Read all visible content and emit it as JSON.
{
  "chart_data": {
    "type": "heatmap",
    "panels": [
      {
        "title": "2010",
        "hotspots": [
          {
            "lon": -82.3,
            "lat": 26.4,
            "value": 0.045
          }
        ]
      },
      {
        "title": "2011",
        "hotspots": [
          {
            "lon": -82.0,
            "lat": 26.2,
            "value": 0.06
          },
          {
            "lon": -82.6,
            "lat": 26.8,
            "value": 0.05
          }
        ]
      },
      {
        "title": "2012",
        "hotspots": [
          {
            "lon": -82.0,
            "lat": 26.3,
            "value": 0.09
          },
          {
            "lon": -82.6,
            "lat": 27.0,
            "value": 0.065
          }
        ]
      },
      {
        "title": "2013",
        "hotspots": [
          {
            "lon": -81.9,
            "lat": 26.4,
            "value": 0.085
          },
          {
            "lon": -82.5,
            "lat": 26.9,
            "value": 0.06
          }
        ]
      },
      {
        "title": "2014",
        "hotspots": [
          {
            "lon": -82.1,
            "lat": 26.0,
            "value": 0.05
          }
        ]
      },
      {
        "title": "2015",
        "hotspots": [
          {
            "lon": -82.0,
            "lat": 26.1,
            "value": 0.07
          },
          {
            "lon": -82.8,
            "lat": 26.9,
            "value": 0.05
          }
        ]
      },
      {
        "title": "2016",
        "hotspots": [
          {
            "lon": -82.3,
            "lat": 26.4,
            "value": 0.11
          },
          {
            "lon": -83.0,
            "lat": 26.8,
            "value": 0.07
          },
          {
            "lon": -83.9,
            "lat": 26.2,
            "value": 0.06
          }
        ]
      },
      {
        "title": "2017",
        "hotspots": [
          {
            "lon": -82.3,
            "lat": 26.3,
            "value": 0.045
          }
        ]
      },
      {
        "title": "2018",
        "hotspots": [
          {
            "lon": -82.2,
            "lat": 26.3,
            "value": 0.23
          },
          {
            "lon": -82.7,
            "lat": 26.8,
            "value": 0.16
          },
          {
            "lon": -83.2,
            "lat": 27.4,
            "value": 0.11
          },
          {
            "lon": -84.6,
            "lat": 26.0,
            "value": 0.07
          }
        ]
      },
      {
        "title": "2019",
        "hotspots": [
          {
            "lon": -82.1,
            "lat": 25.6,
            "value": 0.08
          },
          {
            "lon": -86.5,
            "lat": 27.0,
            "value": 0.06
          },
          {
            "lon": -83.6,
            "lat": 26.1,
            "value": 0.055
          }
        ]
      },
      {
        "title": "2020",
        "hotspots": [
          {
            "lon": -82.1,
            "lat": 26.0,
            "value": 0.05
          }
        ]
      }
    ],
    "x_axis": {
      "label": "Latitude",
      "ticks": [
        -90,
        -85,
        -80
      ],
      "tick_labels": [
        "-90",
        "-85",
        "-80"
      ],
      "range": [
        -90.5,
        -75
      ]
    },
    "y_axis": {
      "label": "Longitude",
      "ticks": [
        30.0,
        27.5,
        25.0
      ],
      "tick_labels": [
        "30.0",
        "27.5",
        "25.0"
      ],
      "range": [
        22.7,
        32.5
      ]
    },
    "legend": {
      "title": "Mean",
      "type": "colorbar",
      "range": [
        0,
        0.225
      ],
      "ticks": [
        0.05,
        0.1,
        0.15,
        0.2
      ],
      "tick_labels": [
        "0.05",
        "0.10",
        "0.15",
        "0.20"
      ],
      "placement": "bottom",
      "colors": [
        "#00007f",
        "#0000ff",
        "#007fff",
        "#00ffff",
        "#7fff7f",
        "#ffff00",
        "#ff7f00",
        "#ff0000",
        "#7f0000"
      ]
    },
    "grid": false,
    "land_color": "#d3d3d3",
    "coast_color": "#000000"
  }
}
****************
● What to work on: Look over the material above and show each line where "title" appears.

● Exercise solution:
        "title": "2010",
        "title": "2011",
        "title": "2012",
        "title": "2013",
        "title": "2014",
        "title": "2015",
        "title": "2016",
        "title": "2017",
        "title": "2018",
        "title": "2019",
        "title": "2020",
      "title": "Mean",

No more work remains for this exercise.